Brief —
Can you transcribe every entry word for word, skipping the images?

Records for this task —
-- START --

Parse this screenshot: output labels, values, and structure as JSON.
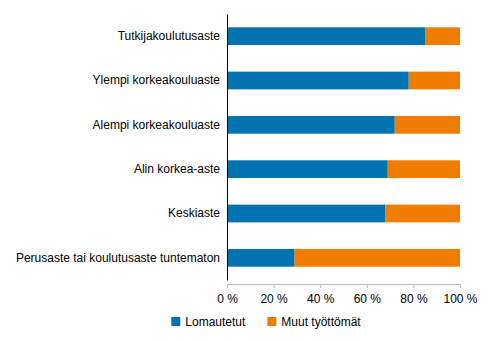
{
  "chart_data": {
    "type": "bar",
    "orientation": "horizontal",
    "stacked": true,
    "categories": [
      "Tutkijakoulutusaste",
      "Ylempi korkeakouluaste",
      "Alempi korkeakouluaste",
      "Alin korkea-aste",
      "Keskiaste",
      "Perusaste tai koulutusaste tuntematon"
    ],
    "series": [
      {
        "name": "Lomautetut",
        "color": "#0073b0",
        "values": [
          85,
          78,
          72,
          69,
          68,
          29
        ]
      },
      {
        "name": "Muut työttömät",
        "color": "#f07c00",
        "values": [
          15,
          22,
          28,
          31,
          32,
          71
        ]
      }
    ],
    "xlim": [
      0,
      100
    ],
    "xticks": [
      {
        "value": 0,
        "label": "0 %"
      },
      {
        "value": 20,
        "label": "20 %"
      },
      {
        "value": 40,
        "label": "40 %"
      },
      {
        "value": 60,
        "label": "60 %"
      },
      {
        "value": 80,
        "label": "80 %"
      },
      {
        "value": 100,
        "label": "100 %"
      }
    ],
    "grid": false,
    "legend": "bottom"
  }
}
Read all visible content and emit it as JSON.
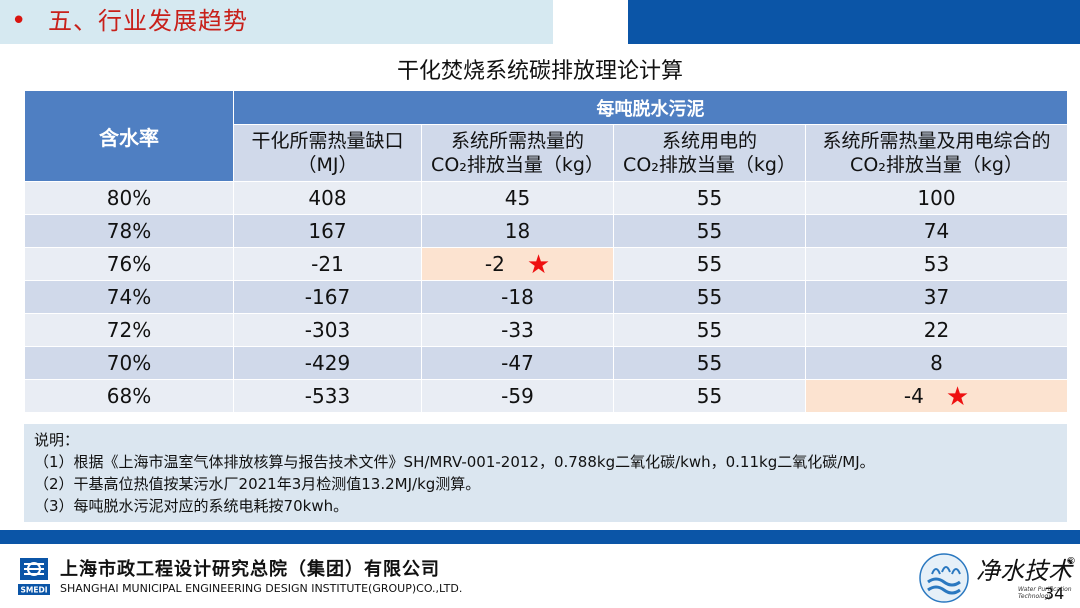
{
  "header": {
    "bullet": "•",
    "title": "五、行业发展趋势"
  },
  "table_title": "干化焚烧系统碳排放理论计算",
  "table": {
    "rate_header": "含水率",
    "group_header": "每吨脱水污泥",
    "columns": [
      {
        "l1": "干化所需热量缺口",
        "l2": "（MJ）"
      },
      {
        "l1": "系统所需热量的",
        "l2": "CO₂排放当量（kg）"
      },
      {
        "l1": "系统用电的",
        "l2": "CO₂排放当量（kg）"
      },
      {
        "l1": "系统所需热量及用电综合的",
        "l2": "CO₂排放当量（kg）"
      }
    ],
    "rows": [
      [
        "80%",
        "408",
        "45",
        "55",
        "100"
      ],
      [
        "78%",
        "167",
        "18",
        "55",
        "74"
      ],
      [
        "76%",
        "-21",
        "-2",
        "55",
        "53"
      ],
      [
        "74%",
        "-167",
        "-18",
        "55",
        "37"
      ],
      [
        "72%",
        "-303",
        "-33",
        "55",
        "22"
      ],
      [
        "70%",
        "-429",
        "-47",
        "55",
        "8"
      ],
      [
        "68%",
        "-533",
        "-59",
        "55",
        "-4"
      ]
    ],
    "star_glyph": "★"
  },
  "notes": {
    "heading": "说明：",
    "items": [
      "（1）根据《上海市温室气体排放核算与报告技术文件》SH/MRV-001-2012，0.788kg二氧化碳/kwh，0.11kg二氧化碳/MJ。",
      "（2）干基高位热值按某污水厂2021年3月检测值13.2MJ/kg测算。",
      "（3）每吨脱水污泥对应的系统电耗按70kwh。"
    ]
  },
  "footer": {
    "org_cn": "上海市政工程设计研究总院（集团）有限公司",
    "org_en": "SHANGHAI MUNICIPAL ENGINEERING DESIGN INSTITUTE(GROUP)CO.,LTD.",
    "logo_text": "SMEDI",
    "brand_text": "净水技术",
    "brand_reg": "®",
    "brand_sub": "Water Purification Technology",
    "page_number": "34"
  },
  "colors": {
    "header_bg_light": "#d6e9f1",
    "header_bg_dark": "#0b55a7",
    "title_red": "#c8201a",
    "table_head": "#4f7fc2",
    "row_light": "#e9edf4",
    "row_dark": "#d0d9ea",
    "highlight": "#fce3d0",
    "star": "#ee1010"
  }
}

-- END --

Result for this exercise —
Parse this screenshot: output labels, values, and structure as JSON.
{
  "chart_data": {
    "type": "bar",
    "orientation": "horizontal",
    "stacked": true,
    "categories": [
      "Tutkijakoulutusaste",
      "Ylempi korkeakouluaste",
      "Alempi korkeakouluaste",
      "Alin korkea-aste",
      "Keskiaste",
      "Perusaste tai koulutusaste tuntematon"
    ],
    "series": [
      {
        "name": "Lomautetut",
        "color": "#0073b0",
        "values": [
          85,
          78,
          72,
          69,
          68,
          29
        ]
      },
      {
        "name": "Muut työttömät",
        "color": "#f07c00",
        "values": [
          15,
          22,
          28,
          31,
          32,
          71
        ]
      }
    ],
    "xlim": [
      0,
      100
    ],
    "xticks": [
      {
        "value": 0,
        "label": "0 %"
      },
      {
        "value": 20,
        "label": "20 %"
      },
      {
        "value": 40,
        "label": "40 %"
      },
      {
        "value": 60,
        "label": "60 %"
      },
      {
        "value": 80,
        "label": "80 %"
      },
      {
        "value": 100,
        "label": "100 %"
      }
    ],
    "grid": false,
    "legend": "bottom"
  }
}
Read all visible content and emit it as JSON.
{
  "header": {
    "bullet": "•",
    "title": "五、行业发展趋势"
  },
  "table_title": "干化焚烧系统碳排放理论计算",
  "table": {
    "rate_header": "含水率",
    "group_header": "每吨脱水污泥",
    "columns": [
      {
        "l1": "干化所需热量缺口",
        "l2": "（MJ）"
      },
      {
        "l1": "系统所需热量的",
        "l2": "CO₂排放当量（kg）"
      },
      {
        "l1": "系统用电的",
        "l2": "CO₂排放当量（kg）"
      },
      {
        "l1": "系统所需热量及用电综合的",
        "l2": "CO₂排放当量（kg）"
      }
    ],
    "rows": [
      [
        "80%",
        "408",
        "45",
        "55",
        "100"
      ],
      [
        "78%",
        "167",
        "18",
        "55",
        "74"
      ],
      [
        "76%",
        "-21",
        "-2",
        "55",
        "53"
      ],
      [
        "74%",
        "-167",
        "-18",
        "55",
        "37"
      ],
      [
        "72%",
        "-303",
        "-33",
        "55",
        "22"
      ],
      [
        "70%",
        "-429",
        "-47",
        "55",
        "8"
      ],
      [
        "68%",
        "-533",
        "-59",
        "55",
        "-4"
      ]
    ],
    "star_glyph": "★"
  },
  "notes": {
    "heading": "说明：",
    "items": [
      "（1）根据《上海市温室气体排放核算与报告技术文件》SH/MRV-001-2012，0.788kg二氧化碳/kwh，0.11kg二氧化碳/MJ。",
      "（2）干基高位热值按某污水厂2021年3月检测值13.2MJ/kg测算。",
      "（3）每吨脱水污泥对应的系统电耗按70kwh。"
    ]
  },
  "footer": {
    "org_cn": "上海市政工程设计研究总院（集团）有限公司",
    "org_en": "SHANGHAI MUNICIPAL ENGINEERING DESIGN INSTITUTE(GROUP)CO.,LTD.",
    "logo_text": "SMEDI",
    "brand_text": "净水技术",
    "brand_reg": "®",
    "brand_sub": "Water Purification Technology",
    "page_number": "34"
  },
  "colors": {
    "header_bg_light": "#d6e9f1",
    "header_bg_dark": "#0b55a7",
    "title_red": "#c8201a",
    "table_head": "#4f7fc2",
    "row_light": "#e9edf4",
    "row_dark": "#d0d9ea",
    "highlight": "#fce3d0",
    "star": "#ee1010"
  }
}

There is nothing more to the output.